Copy out the data exactly, leaving the pictures behind.

--- Begin ---

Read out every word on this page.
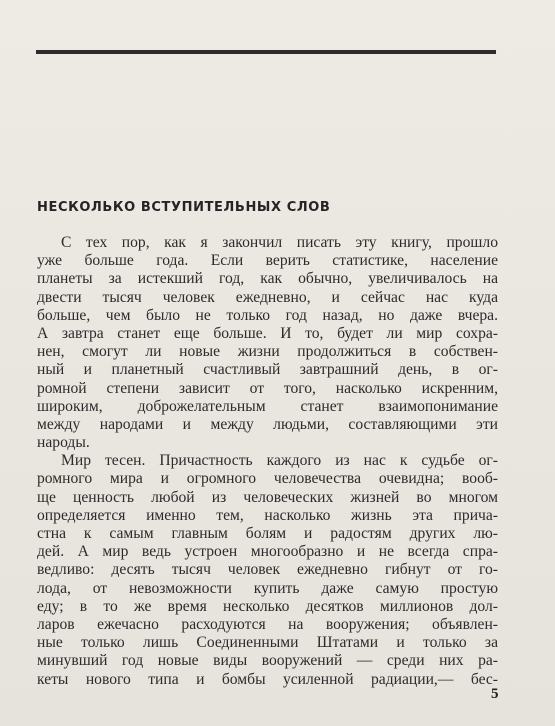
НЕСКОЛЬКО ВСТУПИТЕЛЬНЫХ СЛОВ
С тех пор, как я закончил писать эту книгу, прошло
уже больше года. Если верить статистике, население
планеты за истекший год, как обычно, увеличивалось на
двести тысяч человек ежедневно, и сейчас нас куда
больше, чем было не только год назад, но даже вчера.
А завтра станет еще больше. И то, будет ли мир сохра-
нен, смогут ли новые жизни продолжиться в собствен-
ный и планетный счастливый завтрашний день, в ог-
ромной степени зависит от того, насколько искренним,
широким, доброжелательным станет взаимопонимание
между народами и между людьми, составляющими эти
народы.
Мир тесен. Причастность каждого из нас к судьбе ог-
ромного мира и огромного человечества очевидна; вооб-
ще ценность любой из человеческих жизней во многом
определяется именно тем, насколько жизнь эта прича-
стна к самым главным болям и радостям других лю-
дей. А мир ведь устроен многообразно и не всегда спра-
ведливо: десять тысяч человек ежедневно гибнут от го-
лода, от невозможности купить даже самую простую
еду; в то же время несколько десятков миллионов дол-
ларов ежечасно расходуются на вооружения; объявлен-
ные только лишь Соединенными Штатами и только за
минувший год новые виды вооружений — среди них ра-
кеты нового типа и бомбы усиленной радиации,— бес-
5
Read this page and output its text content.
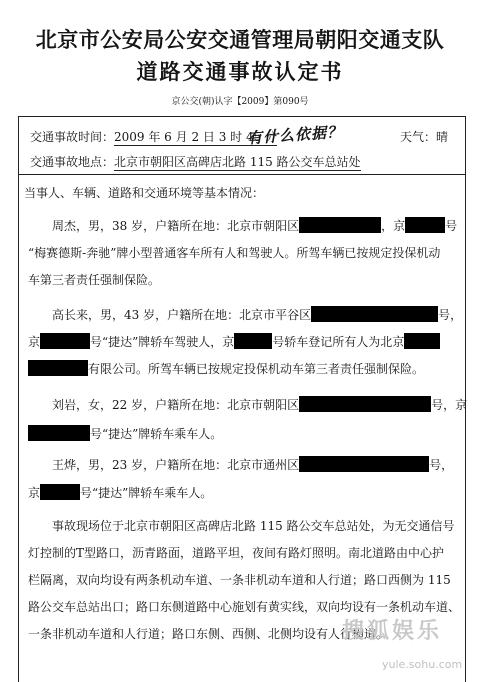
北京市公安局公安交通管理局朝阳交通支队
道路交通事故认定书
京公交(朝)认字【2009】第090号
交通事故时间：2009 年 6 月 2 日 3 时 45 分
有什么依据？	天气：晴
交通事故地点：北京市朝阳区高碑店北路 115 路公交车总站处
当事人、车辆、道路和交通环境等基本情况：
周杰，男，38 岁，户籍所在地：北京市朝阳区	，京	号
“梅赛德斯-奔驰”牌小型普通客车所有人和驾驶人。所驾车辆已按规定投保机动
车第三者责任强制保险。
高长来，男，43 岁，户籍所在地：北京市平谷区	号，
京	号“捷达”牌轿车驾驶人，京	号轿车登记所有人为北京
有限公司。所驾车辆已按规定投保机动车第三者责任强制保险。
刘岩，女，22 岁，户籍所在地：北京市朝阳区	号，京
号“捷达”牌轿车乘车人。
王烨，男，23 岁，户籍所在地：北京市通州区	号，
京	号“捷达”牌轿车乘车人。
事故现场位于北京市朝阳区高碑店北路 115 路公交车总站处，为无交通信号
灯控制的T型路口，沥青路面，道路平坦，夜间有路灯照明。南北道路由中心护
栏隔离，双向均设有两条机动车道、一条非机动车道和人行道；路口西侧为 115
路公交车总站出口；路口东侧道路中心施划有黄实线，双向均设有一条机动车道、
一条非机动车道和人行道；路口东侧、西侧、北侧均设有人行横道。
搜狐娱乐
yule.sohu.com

--- End ---

Result for this task
Read out every word on this page.
НЕСКОЛЬКО ВСТУПИТЕЛЬНЫХ СЛОВ
С тех пор, как я закончил писать эту книгу, прошло
уже больше года. Если верить статистике, население
планеты за истекший год, как обычно, увеличивалось на
двести тысяч человек ежедневно, и сейчас нас куда
больше, чем было не только год назад, но даже вчера.
А завтра станет еще больше. И то, будет ли мир сохра-
нен, смогут ли новые жизни продолжиться в собствен-
ный и планетный счастливый завтрашний день, в ог-
ромной степени зависит от того, насколько искренним,
широким, доброжелательным станет взаимопонимание
между народами и между людьми, составляющими эти
народы.
Мир тесен. Причастность каждого из нас к судьбе ог-
ромного мира и огромного человечества очевидна; вооб-
ще ценность любой из человеческих жизней во многом
определяется именно тем, насколько жизнь эта прича-
стна к самым главным болям и радостям других лю-
дей. А мир ведь устроен многообразно и не всегда спра-
ведливо: десять тысяч человек ежедневно гибнут от го-
лода, от невозможности купить даже самую простую
еду; в то же время несколько десятков миллионов дол-
ларов ежечасно расходуются на вооружения; объявлен-
ные только лишь Соединенными Штатами и только за
минувший год новые виды вооружений — среди них ра-
кеты нового типа и бомбы усиленной радиации,— бес-
5
Read this page and output its text content.
北京市公安局公安交通管理局朝阳交通支队
道路交通事故认定书
京公交(朝)认字【2009】第090号
交通事故时间：2009 年 6 月 2 日 3 时 45 分
有什么依据？	天气：晴
交通事故地点：北京市朝阳区高碑店北路 115 路公交车总站处
当事人、车辆、道路和交通环境等基本情况：
周杰，男，38 岁，户籍所在地：北京市朝阳区	，京	号
“梅赛德斯-奔驰”牌小型普通客车所有人和驾驶人。所驾车辆已按规定投保机动
车第三者责任强制保险。
高长来，男，43 岁，户籍所在地：北京市平谷区	号，
京	号“捷达”牌轿车驾驶人，京	号轿车登记所有人为北京
有限公司。所驾车辆已按规定投保机动车第三者责任强制保险。
刘岩，女，22 岁，户籍所在地：北京市朝阳区	号，京
号“捷达”牌轿车乘车人。
王烨，男，23 岁，户籍所在地：北京市通州区	号，
京	号“捷达”牌轿车乘车人。
事故现场位于北京市朝阳区高碑店北路 115 路公交车总站处，为无交通信号
灯控制的T型路口，沥青路面，道路平坦，夜间有路灯照明。南北道路由中心护
栏隔离，双向均设有两条机动车道、一条非机动车道和人行道；路口西侧为 115
路公交车总站出口；路口东侧道路中心施划有黄实线，双向均设有一条机动车道、
一条非机动车道和人行道；路口东侧、西侧、北侧均设有人行横道。
搜狐娱乐
yule.sohu.com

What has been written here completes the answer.